▶ _What you are asked to do_: Leave out the pictures and copy every record exactly.

Data tied to figure images
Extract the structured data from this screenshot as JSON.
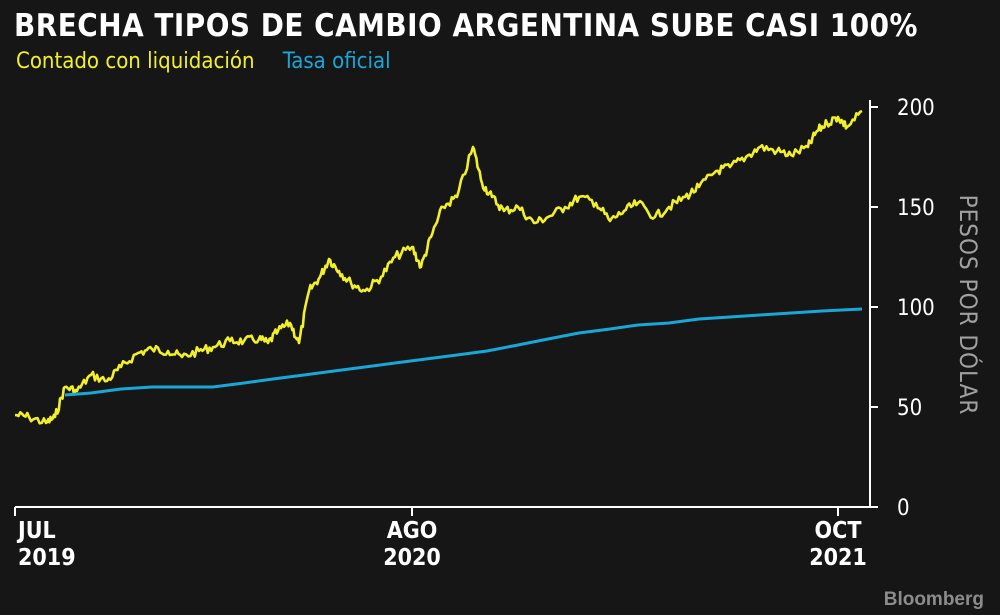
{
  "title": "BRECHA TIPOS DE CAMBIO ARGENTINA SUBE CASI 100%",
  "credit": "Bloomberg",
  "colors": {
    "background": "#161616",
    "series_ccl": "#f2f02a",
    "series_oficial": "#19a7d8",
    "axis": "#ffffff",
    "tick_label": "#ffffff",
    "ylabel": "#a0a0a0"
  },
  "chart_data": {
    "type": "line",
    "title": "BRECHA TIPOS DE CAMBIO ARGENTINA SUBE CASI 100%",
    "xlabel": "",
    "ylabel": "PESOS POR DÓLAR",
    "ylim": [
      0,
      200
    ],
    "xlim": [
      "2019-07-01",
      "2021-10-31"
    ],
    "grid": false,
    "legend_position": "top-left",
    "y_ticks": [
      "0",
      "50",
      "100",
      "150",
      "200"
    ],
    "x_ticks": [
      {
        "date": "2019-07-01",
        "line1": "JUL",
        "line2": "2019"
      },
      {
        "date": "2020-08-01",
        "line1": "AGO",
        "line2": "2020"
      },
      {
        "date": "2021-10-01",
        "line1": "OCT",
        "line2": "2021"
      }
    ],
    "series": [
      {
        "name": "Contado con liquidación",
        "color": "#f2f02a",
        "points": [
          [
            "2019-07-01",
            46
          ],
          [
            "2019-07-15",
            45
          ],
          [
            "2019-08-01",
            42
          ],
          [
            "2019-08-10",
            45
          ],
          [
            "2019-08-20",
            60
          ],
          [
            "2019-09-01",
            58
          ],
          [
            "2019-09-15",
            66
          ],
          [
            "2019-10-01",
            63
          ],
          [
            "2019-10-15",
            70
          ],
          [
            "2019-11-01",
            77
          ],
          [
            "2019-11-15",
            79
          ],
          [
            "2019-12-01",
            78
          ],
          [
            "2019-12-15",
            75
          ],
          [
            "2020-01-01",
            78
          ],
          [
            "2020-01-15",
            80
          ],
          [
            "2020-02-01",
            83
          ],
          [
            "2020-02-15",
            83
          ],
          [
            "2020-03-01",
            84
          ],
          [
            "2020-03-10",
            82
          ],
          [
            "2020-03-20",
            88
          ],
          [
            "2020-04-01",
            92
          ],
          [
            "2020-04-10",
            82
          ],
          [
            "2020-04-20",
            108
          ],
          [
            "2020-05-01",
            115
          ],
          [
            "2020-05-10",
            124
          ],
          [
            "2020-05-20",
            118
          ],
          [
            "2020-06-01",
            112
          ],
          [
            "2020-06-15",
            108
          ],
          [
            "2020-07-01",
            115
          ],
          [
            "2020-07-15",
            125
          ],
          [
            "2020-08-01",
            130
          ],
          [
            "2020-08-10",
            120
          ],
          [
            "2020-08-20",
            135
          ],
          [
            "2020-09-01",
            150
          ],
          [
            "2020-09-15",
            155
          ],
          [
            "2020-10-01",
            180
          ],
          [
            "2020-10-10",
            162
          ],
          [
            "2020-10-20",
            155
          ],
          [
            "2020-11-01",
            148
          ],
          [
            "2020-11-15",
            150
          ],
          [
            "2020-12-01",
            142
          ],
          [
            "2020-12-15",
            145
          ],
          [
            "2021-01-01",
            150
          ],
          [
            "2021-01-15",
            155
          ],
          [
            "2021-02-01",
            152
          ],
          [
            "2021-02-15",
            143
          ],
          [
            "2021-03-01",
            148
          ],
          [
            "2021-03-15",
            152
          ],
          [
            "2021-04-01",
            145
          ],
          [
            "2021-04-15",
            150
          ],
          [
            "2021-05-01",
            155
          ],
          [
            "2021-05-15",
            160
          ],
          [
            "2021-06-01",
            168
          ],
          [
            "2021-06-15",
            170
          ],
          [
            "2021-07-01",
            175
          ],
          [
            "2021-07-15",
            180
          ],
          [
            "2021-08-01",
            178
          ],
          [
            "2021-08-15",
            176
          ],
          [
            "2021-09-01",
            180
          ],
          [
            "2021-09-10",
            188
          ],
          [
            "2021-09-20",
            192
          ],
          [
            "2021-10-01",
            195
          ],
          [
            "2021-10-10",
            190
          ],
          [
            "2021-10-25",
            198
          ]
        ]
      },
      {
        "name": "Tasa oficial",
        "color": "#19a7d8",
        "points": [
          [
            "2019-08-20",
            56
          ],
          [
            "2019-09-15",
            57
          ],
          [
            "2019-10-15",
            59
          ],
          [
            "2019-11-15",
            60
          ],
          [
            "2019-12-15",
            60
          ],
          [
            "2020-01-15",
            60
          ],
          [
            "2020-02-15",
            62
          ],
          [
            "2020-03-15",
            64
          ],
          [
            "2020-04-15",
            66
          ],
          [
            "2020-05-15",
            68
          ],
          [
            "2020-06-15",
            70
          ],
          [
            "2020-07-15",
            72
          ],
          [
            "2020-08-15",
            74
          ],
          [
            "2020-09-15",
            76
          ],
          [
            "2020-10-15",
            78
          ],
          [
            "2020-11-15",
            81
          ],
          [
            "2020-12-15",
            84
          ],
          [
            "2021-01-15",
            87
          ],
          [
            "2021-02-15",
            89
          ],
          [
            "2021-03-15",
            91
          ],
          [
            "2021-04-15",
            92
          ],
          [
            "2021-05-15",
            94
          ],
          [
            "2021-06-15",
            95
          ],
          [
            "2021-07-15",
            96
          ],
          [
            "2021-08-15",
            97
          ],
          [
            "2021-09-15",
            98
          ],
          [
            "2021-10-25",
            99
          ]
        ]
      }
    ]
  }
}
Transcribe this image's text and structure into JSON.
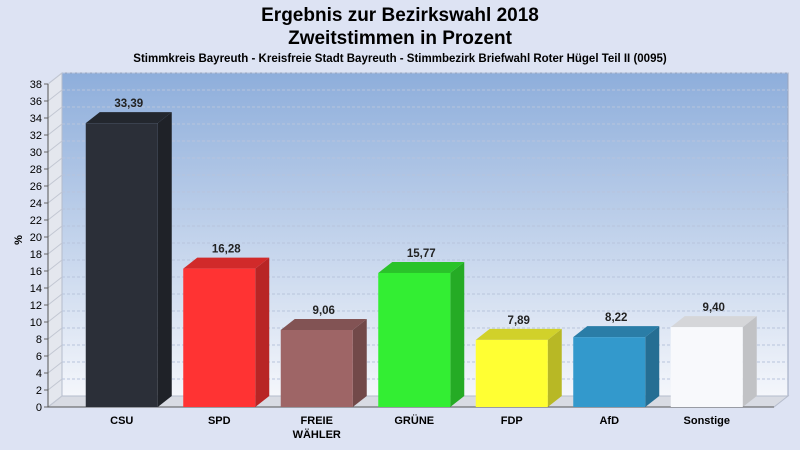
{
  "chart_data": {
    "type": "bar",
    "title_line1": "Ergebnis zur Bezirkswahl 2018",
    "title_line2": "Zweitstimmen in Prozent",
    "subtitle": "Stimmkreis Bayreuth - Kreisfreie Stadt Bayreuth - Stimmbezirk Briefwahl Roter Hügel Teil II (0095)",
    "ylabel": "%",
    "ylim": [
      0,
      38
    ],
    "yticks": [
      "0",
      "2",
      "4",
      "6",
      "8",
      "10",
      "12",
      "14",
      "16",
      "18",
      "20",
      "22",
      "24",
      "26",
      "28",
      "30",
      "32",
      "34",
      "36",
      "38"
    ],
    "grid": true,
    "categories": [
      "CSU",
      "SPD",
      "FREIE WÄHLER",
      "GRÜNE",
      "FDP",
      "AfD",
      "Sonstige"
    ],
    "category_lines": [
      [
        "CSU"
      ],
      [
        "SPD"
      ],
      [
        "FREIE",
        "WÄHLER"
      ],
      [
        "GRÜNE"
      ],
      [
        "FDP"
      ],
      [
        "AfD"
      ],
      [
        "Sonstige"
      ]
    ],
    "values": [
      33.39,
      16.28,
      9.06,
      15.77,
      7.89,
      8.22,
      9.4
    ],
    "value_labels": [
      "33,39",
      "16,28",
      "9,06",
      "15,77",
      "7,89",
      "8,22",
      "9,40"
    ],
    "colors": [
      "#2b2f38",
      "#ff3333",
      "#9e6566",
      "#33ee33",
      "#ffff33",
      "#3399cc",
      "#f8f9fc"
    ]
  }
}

▶ _Answer to this exercise_:
Extract the structured data from this screenshot as JSON.
{
  "title": "BRECHA TIPOS DE CAMBIO ARGENTINA SUBE CASI 100%",
  "credit": "Bloomberg",
  "colors": {
    "background": "#161616",
    "series_ccl": "#f2f02a",
    "series_oficial": "#19a7d8",
    "axis": "#ffffff",
    "tick_label": "#ffffff",
    "ylabel": "#a0a0a0"
  },
  "chart_data": {
    "type": "line",
    "title": "BRECHA TIPOS DE CAMBIO ARGENTINA SUBE CASI 100%",
    "xlabel": "",
    "ylabel": "PESOS POR DÓLAR",
    "ylim": [
      0,
      200
    ],
    "xlim": [
      "2019-07-01",
      "2021-10-31"
    ],
    "grid": false,
    "legend_position": "top-left",
    "y_ticks": [
      "0",
      "50",
      "100",
      "150",
      "200"
    ],
    "x_ticks": [
      {
        "date": "2019-07-01",
        "line1": "JUL",
        "line2": "2019"
      },
      {
        "date": "2020-08-01",
        "line1": "AGO",
        "line2": "2020"
      },
      {
        "date": "2021-10-01",
        "line1": "OCT",
        "line2": "2021"
      }
    ],
    "series": [
      {
        "name": "Contado con liquidación",
        "color": "#f2f02a",
        "points": [
          [
            "2019-07-01",
            46
          ],
          [
            "2019-07-15",
            45
          ],
          [
            "2019-08-01",
            42
          ],
          [
            "2019-08-10",
            45
          ],
          [
            "2019-08-20",
            60
          ],
          [
            "2019-09-01",
            58
          ],
          [
            "2019-09-15",
            66
          ],
          [
            "2019-10-01",
            63
          ],
          [
            "2019-10-15",
            70
          ],
          [
            "2019-11-01",
            77
          ],
          [
            "2019-11-15",
            79
          ],
          [
            "2019-12-01",
            78
          ],
          [
            "2019-12-15",
            75
          ],
          [
            "2020-01-01",
            78
          ],
          [
            "2020-01-15",
            80
          ],
          [
            "2020-02-01",
            83
          ],
          [
            "2020-02-15",
            83
          ],
          [
            "2020-03-01",
            84
          ],
          [
            "2020-03-10",
            82
          ],
          [
            "2020-03-20",
            88
          ],
          [
            "2020-04-01",
            92
          ],
          [
            "2020-04-10",
            82
          ],
          [
            "2020-04-20",
            108
          ],
          [
            "2020-05-01",
            115
          ],
          [
            "2020-05-10",
            124
          ],
          [
            "2020-05-20",
            118
          ],
          [
            "2020-06-01",
            112
          ],
          [
            "2020-06-15",
            108
          ],
          [
            "2020-07-01",
            115
          ],
          [
            "2020-07-15",
            125
          ],
          [
            "2020-08-01",
            130
          ],
          [
            "2020-08-10",
            120
          ],
          [
            "2020-08-20",
            135
          ],
          [
            "2020-09-01",
            150
          ],
          [
            "2020-09-15",
            155
          ],
          [
            "2020-10-01",
            180
          ],
          [
            "2020-10-10",
            162
          ],
          [
            "2020-10-20",
            155
          ],
          [
            "2020-11-01",
            148
          ],
          [
            "2020-11-15",
            150
          ],
          [
            "2020-12-01",
            142
          ],
          [
            "2020-12-15",
            145
          ],
          [
            "2021-01-01",
            150
          ],
          [
            "2021-01-15",
            155
          ],
          [
            "2021-02-01",
            152
          ],
          [
            "2021-02-15",
            143
          ],
          [
            "2021-03-01",
            148
          ],
          [
            "2021-03-15",
            152
          ],
          [
            "2021-04-01",
            145
          ],
          [
            "2021-04-15",
            150
          ],
          [
            "2021-05-01",
            155
          ],
          [
            "2021-05-15",
            160
          ],
          [
            "2021-06-01",
            168
          ],
          [
            "2021-06-15",
            170
          ],
          [
            "2021-07-01",
            175
          ],
          [
            "2021-07-15",
            180
          ],
          [
            "2021-08-01",
            178
          ],
          [
            "2021-08-15",
            176
          ],
          [
            "2021-09-01",
            180
          ],
          [
            "2021-09-10",
            188
          ],
          [
            "2021-09-20",
            192
          ],
          [
            "2021-10-01",
            195
          ],
          [
            "2021-10-10",
            190
          ],
          [
            "2021-10-25",
            198
          ]
        ]
      },
      {
        "name": "Tasa oficial",
        "color": "#19a7d8",
        "points": [
          [
            "2019-08-20",
            56
          ],
          [
            "2019-09-15",
            57
          ],
          [
            "2019-10-15",
            59
          ],
          [
            "2019-11-15",
            60
          ],
          [
            "2019-12-15",
            60
          ],
          [
            "2020-01-15",
            60
          ],
          [
            "2020-02-15",
            62
          ],
          [
            "2020-03-15",
            64
          ],
          [
            "2020-04-15",
            66
          ],
          [
            "2020-05-15",
            68
          ],
          [
            "2020-06-15",
            70
          ],
          [
            "2020-07-15",
            72
          ],
          [
            "2020-08-15",
            74
          ],
          [
            "2020-09-15",
            76
          ],
          [
            "2020-10-15",
            78
          ],
          [
            "2020-11-15",
            81
          ],
          [
            "2020-12-15",
            84
          ],
          [
            "2021-01-15",
            87
          ],
          [
            "2021-02-15",
            89
          ],
          [
            "2021-03-15",
            91
          ],
          [
            "2021-04-15",
            92
          ],
          [
            "2021-05-15",
            94
          ],
          [
            "2021-06-15",
            95
          ],
          [
            "2021-07-15",
            96
          ],
          [
            "2021-08-15",
            97
          ],
          [
            "2021-09-15",
            98
          ],
          [
            "2021-10-25",
            99
          ]
        ]
      }
    ]
  }
}
Transcribe this image's text and structure into JSON.
{
  "chart_data": {
    "type": "bar",
    "title_line1": "Ergebnis zur Bezirkswahl 2018",
    "title_line2": "Zweitstimmen in Prozent",
    "subtitle": "Stimmkreis Bayreuth - Kreisfreie Stadt Bayreuth - Stimmbezirk Briefwahl Roter Hügel Teil II (0095)",
    "ylabel": "%",
    "ylim": [
      0,
      38
    ],
    "yticks": [
      "0",
      "2",
      "4",
      "6",
      "8",
      "10",
      "12",
      "14",
      "16",
      "18",
      "20",
      "22",
      "24",
      "26",
      "28",
      "30",
      "32",
      "34",
      "36",
      "38"
    ],
    "grid": true,
    "categories": [
      "CSU",
      "SPD",
      "FREIE WÄHLER",
      "GRÜNE",
      "FDP",
      "AfD",
      "Sonstige"
    ],
    "category_lines": [
      [
        "CSU"
      ],
      [
        "SPD"
      ],
      [
        "FREIE",
        "WÄHLER"
      ],
      [
        "GRÜNE"
      ],
      [
        "FDP"
      ],
      [
        "AfD"
      ],
      [
        "Sonstige"
      ]
    ],
    "values": [
      33.39,
      16.28,
      9.06,
      15.77,
      7.89,
      8.22,
      9.4
    ],
    "value_labels": [
      "33,39",
      "16,28",
      "9,06",
      "15,77",
      "7,89",
      "8,22",
      "9,40"
    ],
    "colors": [
      "#2b2f38",
      "#ff3333",
      "#9e6566",
      "#33ee33",
      "#ffff33",
      "#3399cc",
      "#f8f9fc"
    ]
  }
}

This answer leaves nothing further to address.